DATA
——————————
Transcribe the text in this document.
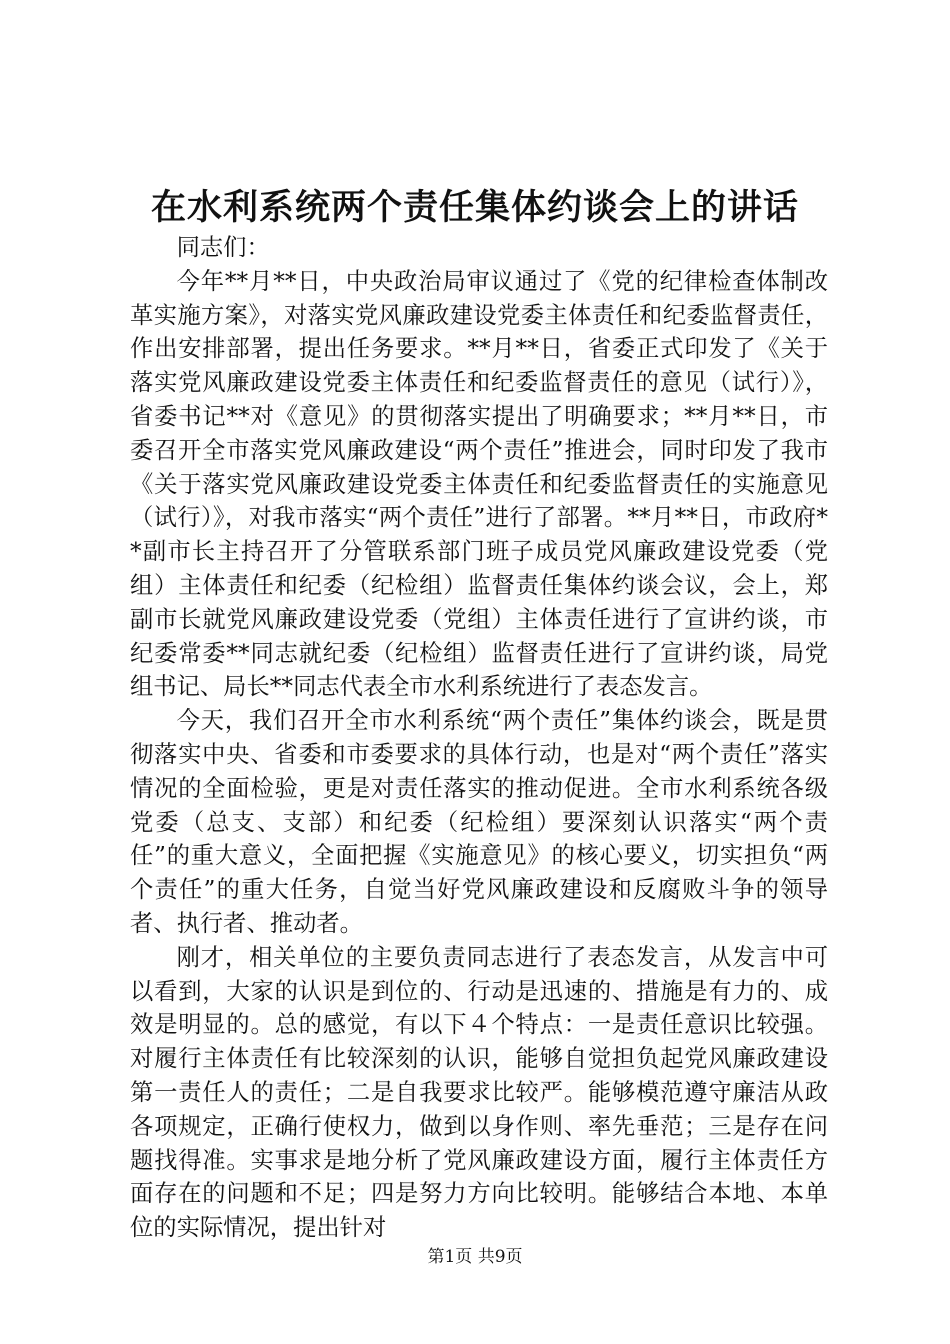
在水利系统两个责任集体约谈会上的讲话

同志们：

今年**月**日，中央政治局审议通过了《党的纪律检查体制改革实施方案》，对落实党风廉政建设党委主体责任和纪委监督责任，作出安排部署，提出任务要求。**月**日，省委正式印发了《关于落实党风廉政建设党委主体责任和纪委监督责任的意见（试行）》，省委书记**对《意见》的贯彻落实提出了明确要求；**月**日，市委召开全市落实党风廉政建设“两个责任”推进会，同时印发了我市《关于落实党风廉政建设党委主体责任和纪委监督责任的实施意见（试行）》，对我市落实“两个责任”进行了部署。**月**日，市政府**副市长主持召开了分管联系部门班子成员党风廉政建设党委（党组）主体责任和纪委（纪检组）监督责任集体约谈会议，会上，郑副市长就党风廉政建设党委（党组）主体责任进行了宣讲约谈，市纪委常委**同志就纪委（纪检组）监督责任进行了宣讲约谈，局党组书记、局长**同志代表全市水利系统进行了表态发言。

今天，我们召开全市水利系统“两个责任”集体约谈会，既是贯彻落实中央、省委和市委要求的具体行动，也是对“两个责任”落实情况的全面检验，更是对责任落实的推动促进。全市水利系统各级党委（总支、支部）和纪委（纪检组）要深刻认识落实“两个责任”的重大意义，全面把握《实施意见》的核心要义，切实担负“两个责任”的重大任务，自觉当好党风廉政建设和反腐败斗争的领导者、执行者、推动者。

刚才，相关单位的主要负责同志进行了表态发言，从发言中可以看到，大家的认识是到位的、行动是迅速的、措施是有力的、成效是明显的。总的感觉，有以下４个特点：一是责任意识比较强。对履行主体责任有比较深刻的认识，能够自觉担负起党风廉政建设第一责任人的责任；二是自我要求比较严。能够模范遵守廉洁从政各项规定，正确行使权力，做到以身作则、率先垂范；三是存在问题找得准。实事求是地分析了党风廉政建设方面，履行主体责任方面存在的问题和不足；四是努力方向比较明。能够结合本地、本单位的实际情况，提出针对

第1页 共9页
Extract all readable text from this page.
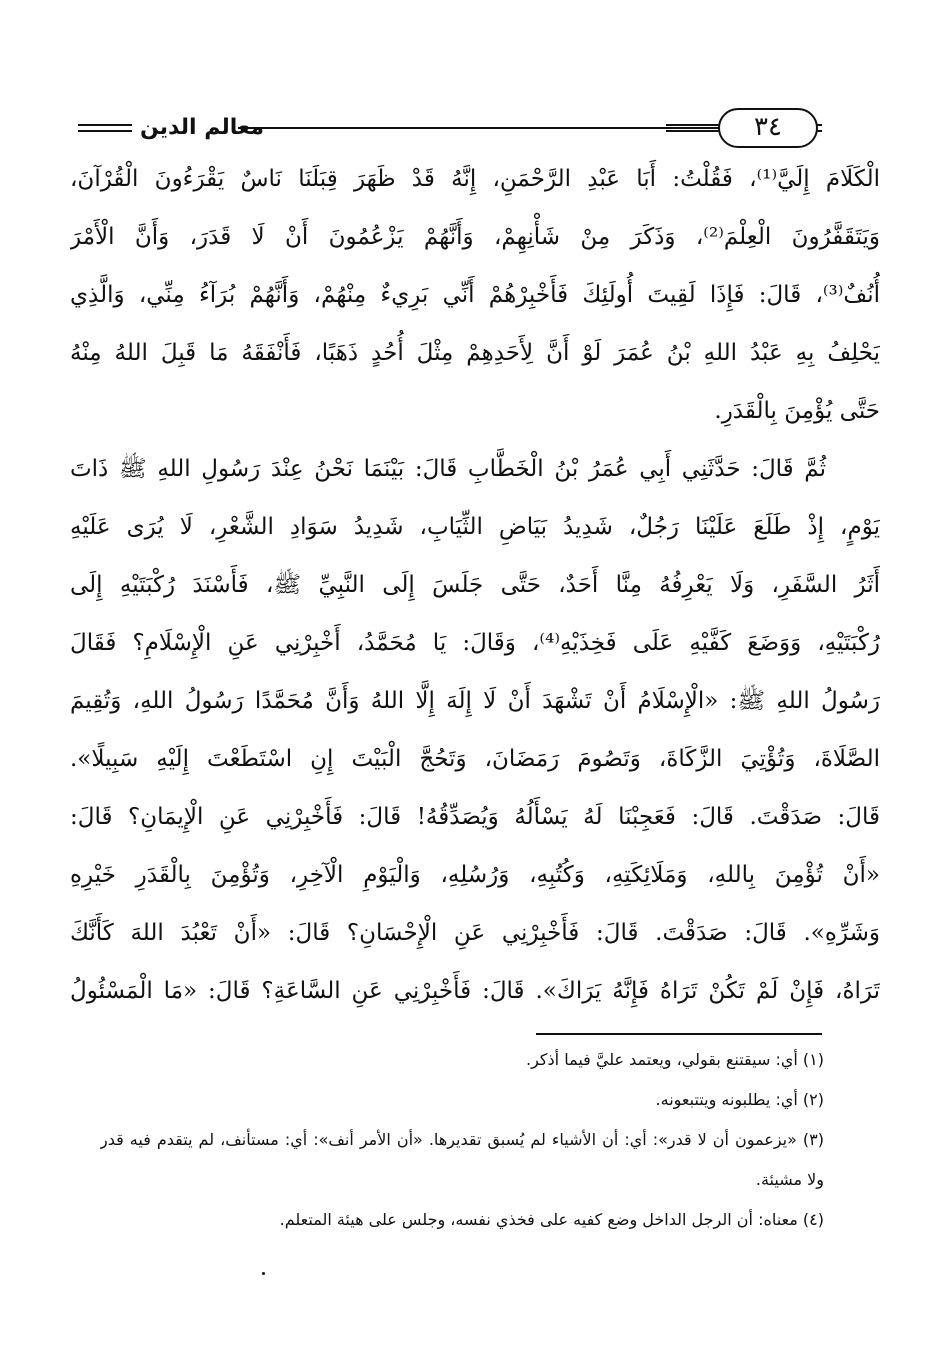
٣٤
معالم الدين
الْكَلَامَ إِلَيَّ⁽¹⁾، فَقُلْتُ: أَبَا عَبْدِ الرَّحْمَنِ، إِنَّهُ قَدْ ظَهَرَ قِبَلَنَا نَاسٌ يَقْرَءُونَ الْقُرْآنَ،
وَيَتَقَفَّرُونَ الْعِلْمَ⁽²⁾، وَذَكَرَ مِنْ شَأْنِهِمْ، وَأَنَّهُمْ يَزْعُمُونَ أَنْ لَا قَدَرَ، وَأَنَّ الْأَمْرَ
أُنُفٌ⁽³⁾، قَالَ: فَإِذَا لَقِيتَ أُولَئِكَ فَأَخْبِرْهُمْ أَنِّي بَرِيءٌ مِنْهُمْ، وَأَنَّهُمْ بُرَآءُ مِنِّي، وَالَّذِي
يَحْلِفُ بِهِ عَبْدُ اللهِ بْنُ عُمَرَ لَوْ أَنَّ لِأَحَدِهِمْ مِثْلَ أُحُدٍ ذَهَبًا، فَأَنْفَقَهُ مَا قَبِلَ اللهُ مِنْهُ
حَتَّى يُؤْمِنَ بِالْقَدَرِ.
ثُمَّ قَالَ: حَدَّثَنِي أَبِي عُمَرُ بْنُ الْخَطَّابِ قَالَ: بَيْنَمَا نَحْنُ عِنْدَ رَسُولِ اللهِ ﷺ ذَاتَ
يَوْمٍ، إِذْ طَلَعَ عَلَيْنَا رَجُلٌ، شَدِيدُ بَيَاضِ الثِّيَابِ، شَدِيدُ سَوَادِ الشَّعْرِ، لَا يُرَى عَلَيْهِ
أَثَرُ السَّفَرِ، وَلَا يَعْرِفُهُ مِنَّا أَحَدٌ، حَتَّى جَلَسَ إِلَى النَّبِيِّ ﷺ، فَأَسْنَدَ رُكْبَتَيْهِ إِلَى
رُكْبَتَيْهِ، وَوَضَعَ كَفَّيْهِ عَلَى فَخِذَيْهِ⁽⁴⁾، وَقَالَ: يَا مُحَمَّدُ، أَخْبِرْنِي عَنِ الْإِسْلَامِ؟ فَقَالَ
رَسُولُ اللهِ ﷺ: «الْإِسْلَامُ أَنْ تَشْهَدَ أَنْ لَا إِلَهَ إِلَّا اللهُ وَأَنَّ مُحَمَّدًا رَسُولُ اللهِ، وَتُقِيمَ
الصَّلَاةَ، وَتُؤْتِيَ الزَّكَاةَ، وَتَصُومَ رَمَضَانَ، وَتَحُجَّ الْبَيْتَ إِنِ اسْتَطَعْتَ إِلَيْهِ سَبِيلًا».
قَالَ: صَدَقْتَ. قَالَ: فَعَجِبْنَا لَهُ يَسْأَلُهُ وَيُصَدِّقُهُ! قَالَ: فَأَخْبِرْنِي عَنِ الْإِيمَانِ؟ قَالَ:
«أَنْ تُؤْمِنَ بِاللهِ، وَمَلَائِكَتِهِ، وَكُتُبِهِ، وَرُسُلِهِ، وَالْيَوْمِ الْآخِرِ، وَتُؤْمِنَ بِالْقَدَرِ خَيْرِهِ
وَشَرِّهِ». قَالَ: صَدَقْتَ. قَالَ: فَأَخْبِرْنِي عَنِ الْإِحْسَانِ؟ قَالَ: «أَنْ تَعْبُدَ اللهَ كَأَنَّكَ
تَرَاهُ، فَإِنْ لَمْ تَكُنْ تَرَاهُ فَإِنَّهُ يَرَاكَ». قَالَ: فَأَخْبِرْنِي عَنِ السَّاعَةِ؟ قَالَ: «مَا الْمَسْئُولُ
(١) أي: سيقتنع بقولي، ويعتمد عليَّ فيما أذكر.
(٢) أي: يطلبونه ويتتبعونه.
(٣) «يزعمون أن لا قدر»: أي: أن الأشياء لم يُسبق تقديرها. «أن الأمر أنف»: أي: مستأنف، لم يتقدم فيه قدر ولا مشيئة.
(٤) معناه: أن الرجل الداخل وضع كفيه على فخذي نفسه، وجلس على هيئة المتعلم.
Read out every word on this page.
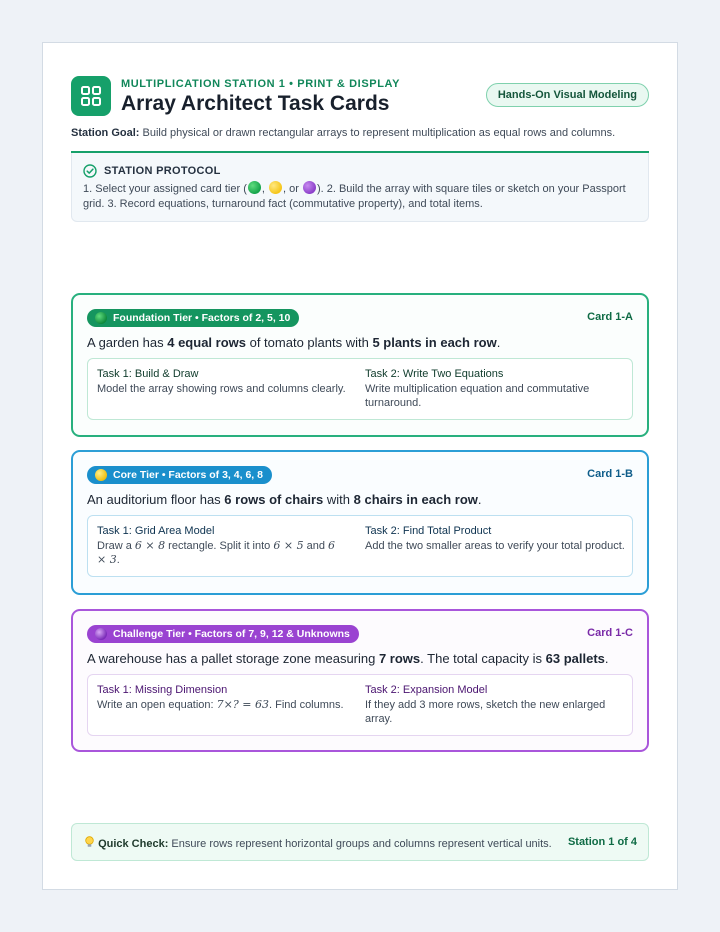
MULTIPLICATION STATION 1 • PRINT & DISPLAY
Array Architect Task Cards	Hands-On Visual Modeling
Station Goal: Build physical or drawn rectangular arrays to represent multiplication as equal rows and columns.
STATION PROTOCOL
1. Select your assigned card tier ( , , or ). 2. Build the array with square tiles or sketch on your Passport grid. 3. Record equations, turnaround fact (commutative property), and total items.
Foundation Tier • Factors of 2, 5, 10	Card 1-A
A garden has 4 equal rows of tomato plants with 5 plants in each row.
Task 1: Build & Draw
Model the array showing rows and columns clearly.
Task 2: Write Two Equations
Write multiplication equation and commutative turnaround.
Core Tier • Factors of 3, 4, 6, 8	Card 1-B
An auditorium floor has 6 rows of chairs with 8 chairs in each row.
Task 1: Grid Area Model
Draw a 6 × 8 rectangle. Split it into 6 × 5 and 6
× 3.
Task 2: Find Total Product
Add the two smaller areas to verify your total product.
Challenge Tier • Factors of 7, 9, 12 & Unknowns	Card 1-C
A warehouse has a pallet storage zone measuring 7 rows. The total capacity is 63 pallets.
Task 1: Missing Dimension
Write an open equation: 7×? = 63. Find columns.
Task 2: Expansion Model
If they add 3 more rows, sketch the new enlarged array.
Quick Check: Ensure rows represent horizontal groups and columns represent vertical units. Station 1 of 4
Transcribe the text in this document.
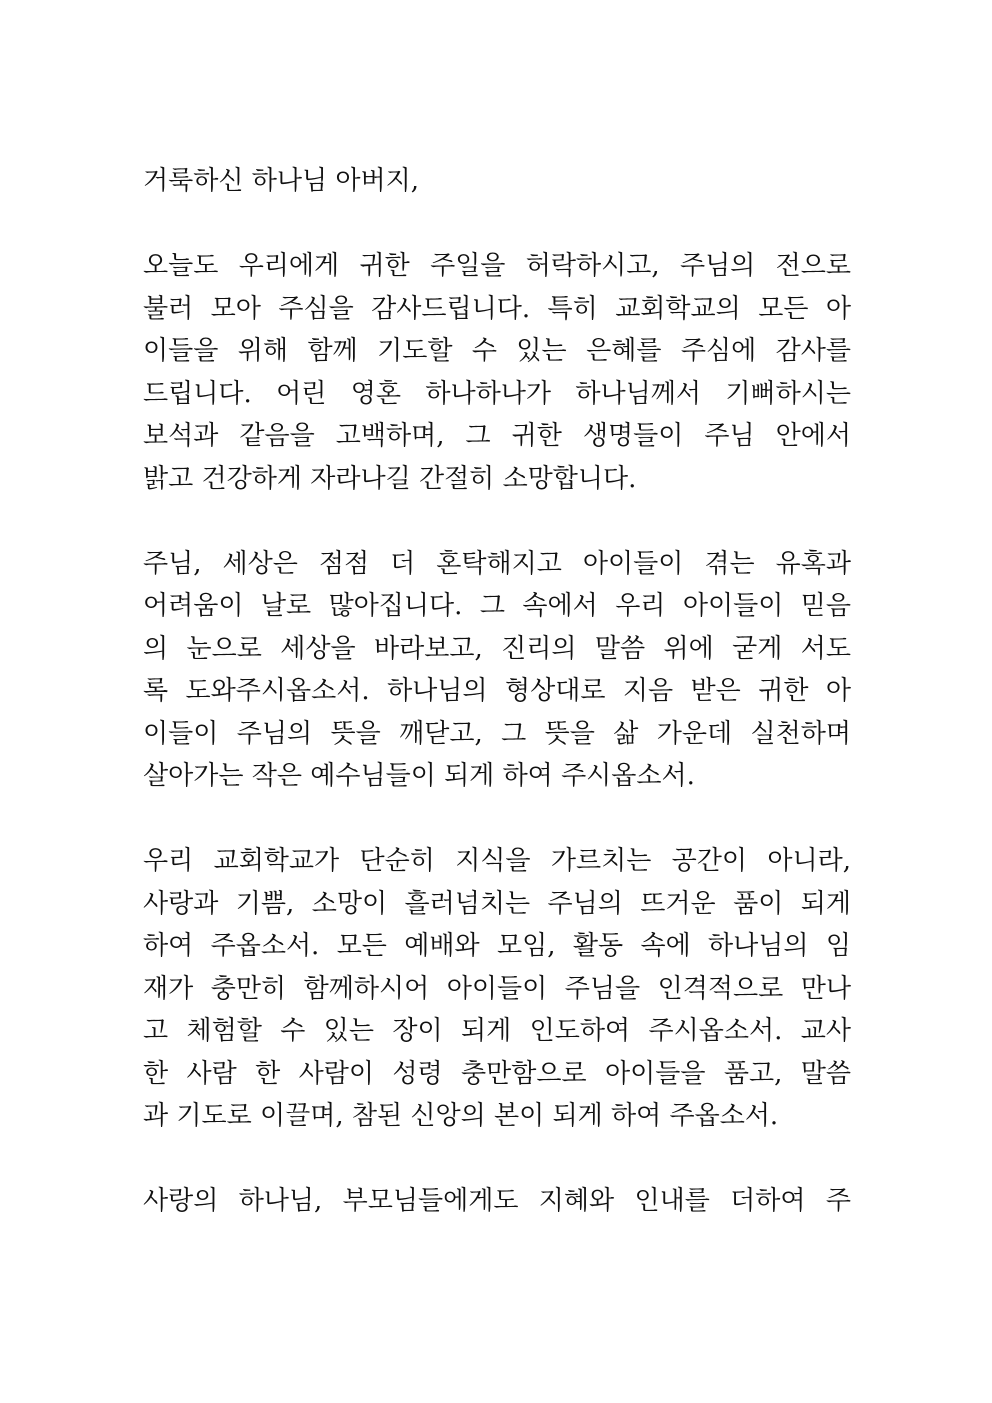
거룩하신 하나님 아버지,
오늘도 우리에게 귀한 주일을 허락하시고, 주님의 전으로
불러 모아 주심을 감사드립니다. 특히 교회학교의 모든 아
이들을 위해 함께 기도할 수 있는 은혜를 주심에 감사를
드립니다. 어린 영혼 하나하나가 하나님께서 기뻐하시는
보석과 같음을 고백하며, 그 귀한 생명들이 주님 안에서
밝고 건강하게 자라나길 간절히 소망합니다.
주님, 세상은 점점 더 혼탁해지고 아이들이 겪는 유혹과
어려움이 날로 많아집니다. 그 속에서 우리 아이들이 믿음
의 눈으로 세상을 바라보고, 진리의 말씀 위에 굳게 서도
록 도와주시옵소서. 하나님의 형상대로 지음 받은 귀한 아
이들이 주님의 뜻을 깨닫고, 그 뜻을 삶 가운데 실천하며
살아가는 작은 예수님들이 되게 하여 주시옵소서.
우리 교회학교가 단순히 지식을 가르치는 공간이 아니라,
사랑과 기쁨, 소망이 흘러넘치는 주님의 뜨거운 품이 되게
하여 주옵소서. 모든 예배와 모임, 활동 속에 하나님의 임
재가 충만히 함께하시어 아이들이 주님을 인격적으로 만나
고 체험할 수 있는 장이 되게 인도하여 주시옵소서. 교사
한 사람 한 사람이 성령 충만함으로 아이들을 품고, 말씀
과 기도로 이끌며, 참된 신앙의 본이 되게 하여 주옵소서.
사랑의 하나님, 부모님들에게도 지혜와 인내를 더하여 주
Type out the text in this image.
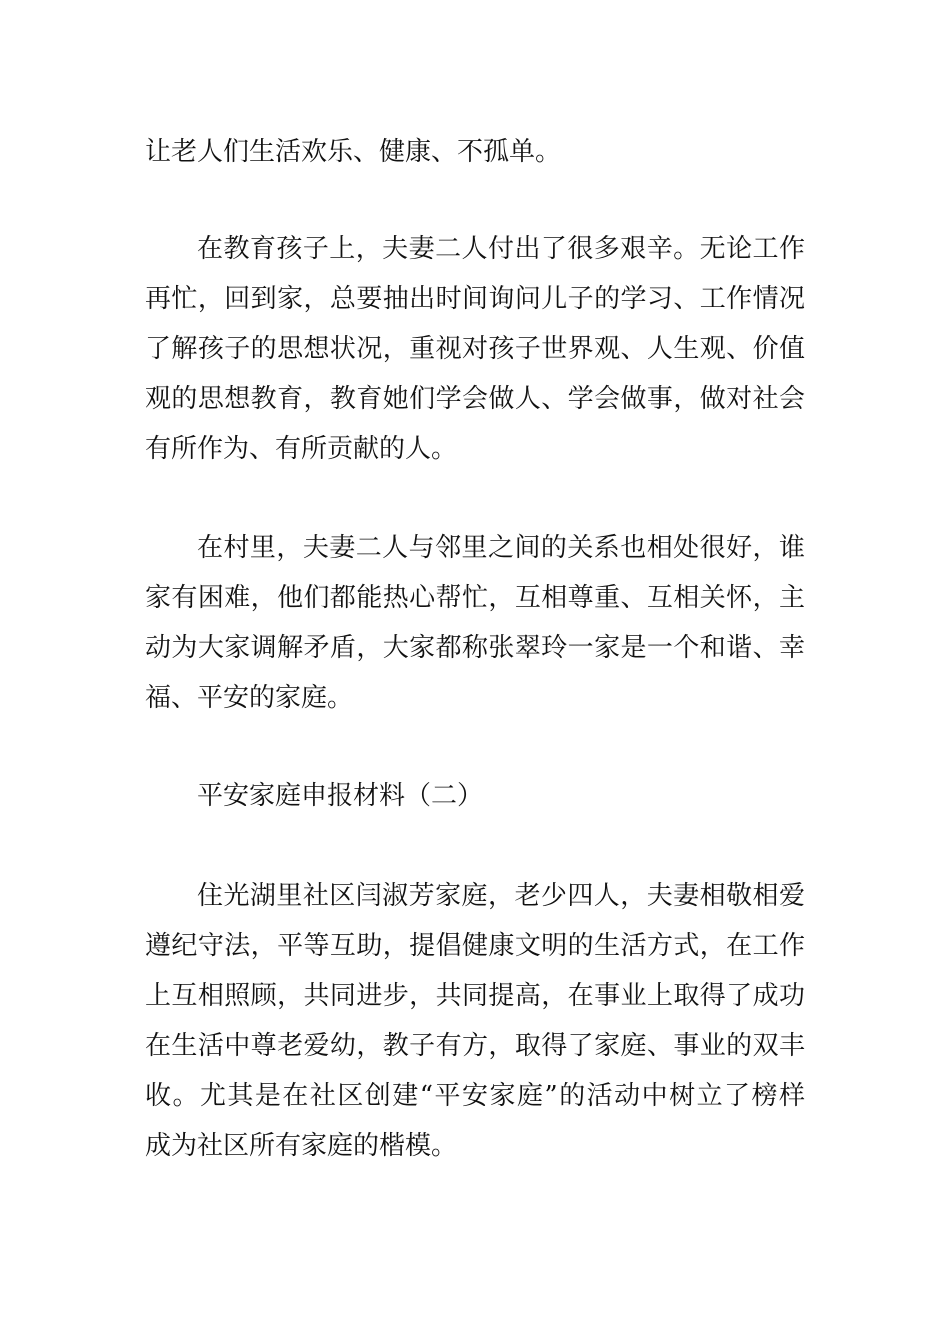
让老人们生活欢乐、健康、不孤单。
在教育孩子上，夫妻二人付出了很多艰辛。无论工作
再忙，回到家，总要抽出时间询问儿子的学习、工作情况
了解孩子的思想状况，重视对孩子世界观、人生观、价值
观的思想教育，教育她们学会做人、学会做事，做对社会
有所作为、有所贡献的人。
在村里，夫妻二人与邻里之间的关系也相处很好，谁
家有困难，他们都能热心帮忙，互相尊重、互相关怀，主
动为大家调解矛盾，大家都称张翠玲一家是一个和谐、幸
福、平安的家庭。
平安家庭申报材料（二）
住光湖里社区闫淑芳家庭，老少四人，夫妻相敬相爱
遵纪守法，平等互助，提倡健康文明的生活方式，在工作
上互相照顾，共同进步，共同提高，在事业上取得了成功
在生活中尊老爱幼，教子有方，取得了家庭、事业的双丰
收。尤其是在社区创建“平安家庭”的活动中树立了榜样
成为社区所有家庭的楷模。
——————————
WRITTEN INSTRUCTION
Pull every line containing the word "Factors" out of the material.

SOLUTION TO THE PROBLEM
Foundation Tier • Factors of 2, 5, 10	Card 1-A
Core Tier • Factors of 3, 4, 6, 8	Card 1-B
Challenge Tier • Factors of 7, 9, 12 & Unknowns	Card 1-C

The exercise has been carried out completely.